(THE DATA)
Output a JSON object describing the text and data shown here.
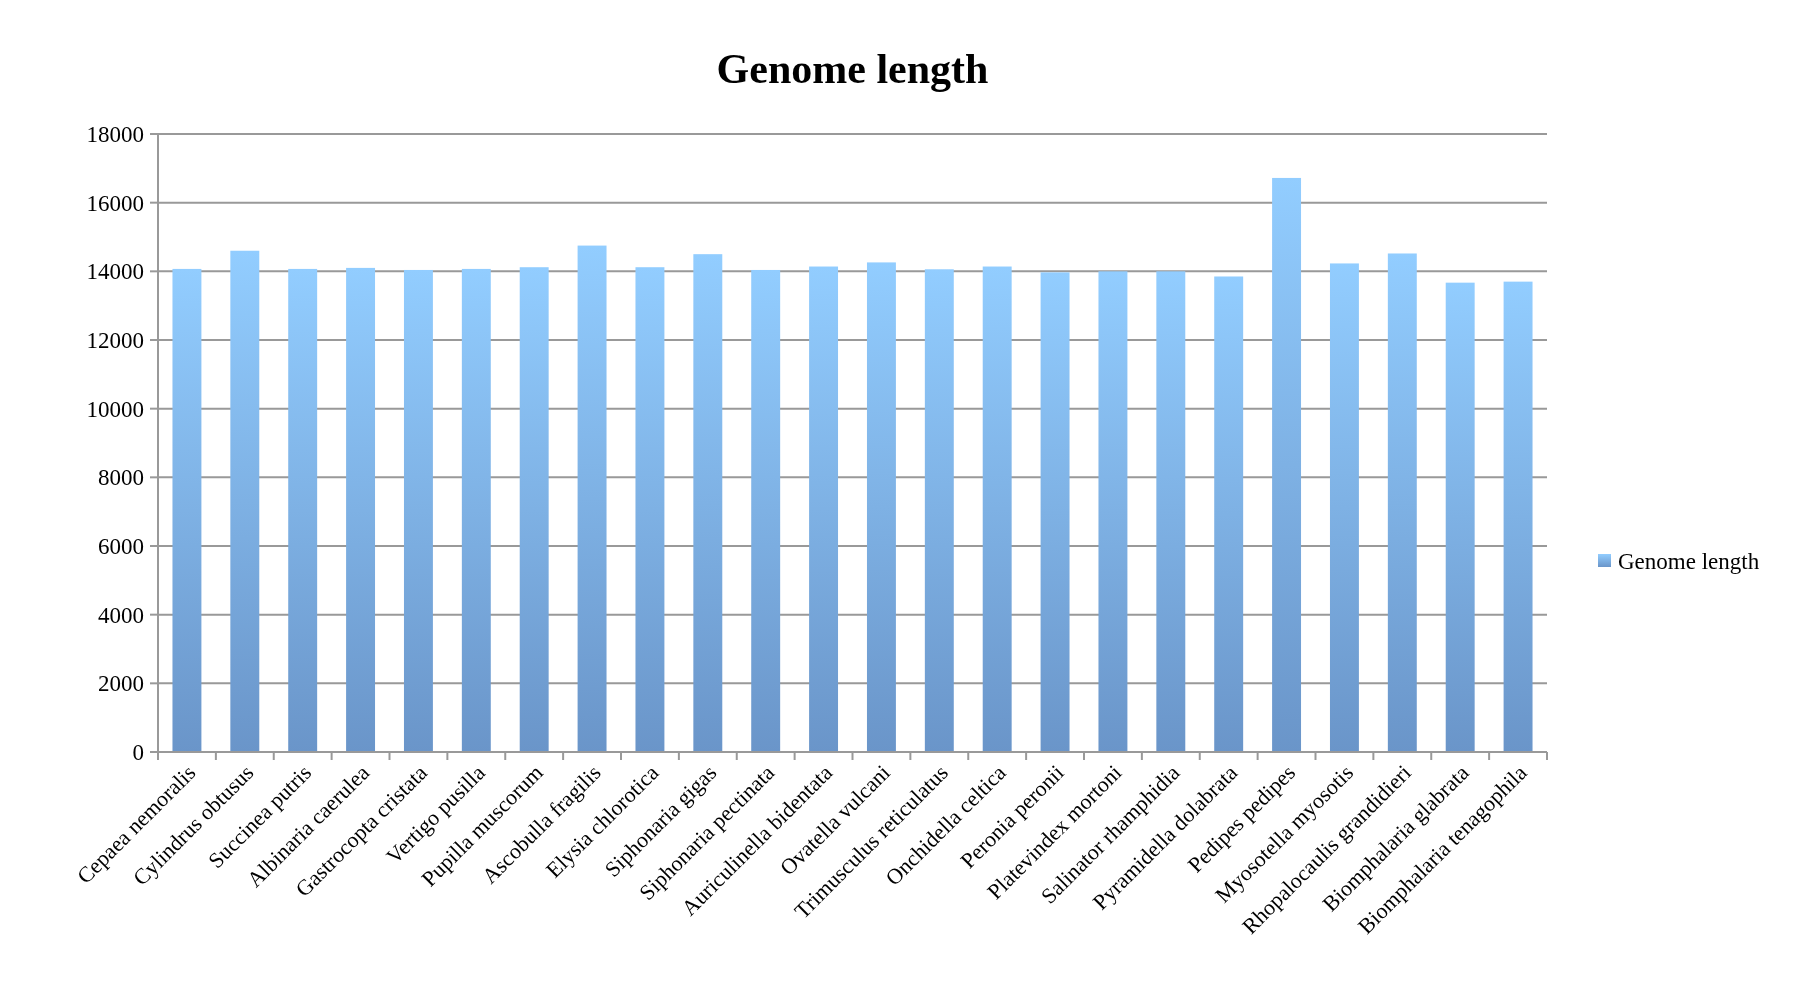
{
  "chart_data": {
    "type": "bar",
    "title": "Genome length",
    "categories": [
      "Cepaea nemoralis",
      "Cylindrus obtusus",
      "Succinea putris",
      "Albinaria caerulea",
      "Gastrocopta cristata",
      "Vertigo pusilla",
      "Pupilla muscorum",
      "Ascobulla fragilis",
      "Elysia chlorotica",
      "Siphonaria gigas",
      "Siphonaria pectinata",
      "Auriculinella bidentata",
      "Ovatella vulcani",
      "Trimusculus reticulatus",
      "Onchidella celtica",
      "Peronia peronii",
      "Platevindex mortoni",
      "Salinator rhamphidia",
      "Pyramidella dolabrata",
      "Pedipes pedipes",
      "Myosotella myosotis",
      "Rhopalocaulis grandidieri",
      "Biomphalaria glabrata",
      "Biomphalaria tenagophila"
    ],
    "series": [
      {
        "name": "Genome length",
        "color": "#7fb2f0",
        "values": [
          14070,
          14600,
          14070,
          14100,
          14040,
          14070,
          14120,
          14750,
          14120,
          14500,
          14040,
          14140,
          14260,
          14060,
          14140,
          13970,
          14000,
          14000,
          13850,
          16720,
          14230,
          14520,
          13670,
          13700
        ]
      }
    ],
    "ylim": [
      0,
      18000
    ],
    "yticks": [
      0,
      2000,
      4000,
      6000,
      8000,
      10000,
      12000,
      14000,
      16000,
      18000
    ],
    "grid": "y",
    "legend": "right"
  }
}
(End THE DATA)
(THE DATA)
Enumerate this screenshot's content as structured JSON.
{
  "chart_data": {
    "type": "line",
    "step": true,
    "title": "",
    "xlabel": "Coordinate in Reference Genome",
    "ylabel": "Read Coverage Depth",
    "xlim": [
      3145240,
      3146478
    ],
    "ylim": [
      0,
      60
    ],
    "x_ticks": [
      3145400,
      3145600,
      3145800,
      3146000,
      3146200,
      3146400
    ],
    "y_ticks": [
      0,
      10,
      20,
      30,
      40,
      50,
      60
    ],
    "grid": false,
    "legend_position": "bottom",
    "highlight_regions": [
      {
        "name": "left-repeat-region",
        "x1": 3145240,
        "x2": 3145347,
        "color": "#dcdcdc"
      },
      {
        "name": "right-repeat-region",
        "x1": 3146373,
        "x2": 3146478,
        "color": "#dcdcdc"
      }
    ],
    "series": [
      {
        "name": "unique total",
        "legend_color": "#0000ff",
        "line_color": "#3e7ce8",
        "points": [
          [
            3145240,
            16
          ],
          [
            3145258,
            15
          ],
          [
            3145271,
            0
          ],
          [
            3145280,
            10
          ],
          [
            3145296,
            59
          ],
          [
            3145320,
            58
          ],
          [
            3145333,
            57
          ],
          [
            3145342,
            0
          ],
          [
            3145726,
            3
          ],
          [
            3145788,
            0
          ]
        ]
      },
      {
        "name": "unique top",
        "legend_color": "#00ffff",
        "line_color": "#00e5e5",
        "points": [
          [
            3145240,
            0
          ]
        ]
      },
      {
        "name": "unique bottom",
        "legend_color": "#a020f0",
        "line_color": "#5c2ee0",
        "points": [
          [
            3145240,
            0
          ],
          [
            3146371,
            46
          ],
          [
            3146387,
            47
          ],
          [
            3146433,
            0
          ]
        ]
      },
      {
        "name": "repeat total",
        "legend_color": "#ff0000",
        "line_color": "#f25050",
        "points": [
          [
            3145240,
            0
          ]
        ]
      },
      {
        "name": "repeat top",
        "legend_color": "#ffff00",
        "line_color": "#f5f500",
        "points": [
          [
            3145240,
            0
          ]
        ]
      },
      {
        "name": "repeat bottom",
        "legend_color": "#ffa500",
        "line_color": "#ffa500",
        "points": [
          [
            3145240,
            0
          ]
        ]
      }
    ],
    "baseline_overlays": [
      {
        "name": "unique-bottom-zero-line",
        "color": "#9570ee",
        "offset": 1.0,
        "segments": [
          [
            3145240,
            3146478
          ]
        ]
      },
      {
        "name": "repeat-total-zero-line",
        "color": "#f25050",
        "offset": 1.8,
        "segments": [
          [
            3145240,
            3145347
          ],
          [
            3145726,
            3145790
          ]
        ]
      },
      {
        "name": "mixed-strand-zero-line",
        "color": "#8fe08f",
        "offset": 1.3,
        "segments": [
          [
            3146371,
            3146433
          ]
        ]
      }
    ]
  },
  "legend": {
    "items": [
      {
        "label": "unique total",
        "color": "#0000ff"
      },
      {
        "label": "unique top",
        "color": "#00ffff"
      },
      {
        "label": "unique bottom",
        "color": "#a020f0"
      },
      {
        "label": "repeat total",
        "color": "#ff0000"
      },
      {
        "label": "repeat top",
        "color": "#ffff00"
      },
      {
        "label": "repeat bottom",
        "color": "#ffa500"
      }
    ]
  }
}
(End THE DATA)
| EXERCISE |
The answer should consist of every line above in which "Genome" appears.

| EXERCISE SOLUTION |
    "title": "Genome length",
        "name": "Genome length",
    "xlabel": "Coordinate in Reference Genome",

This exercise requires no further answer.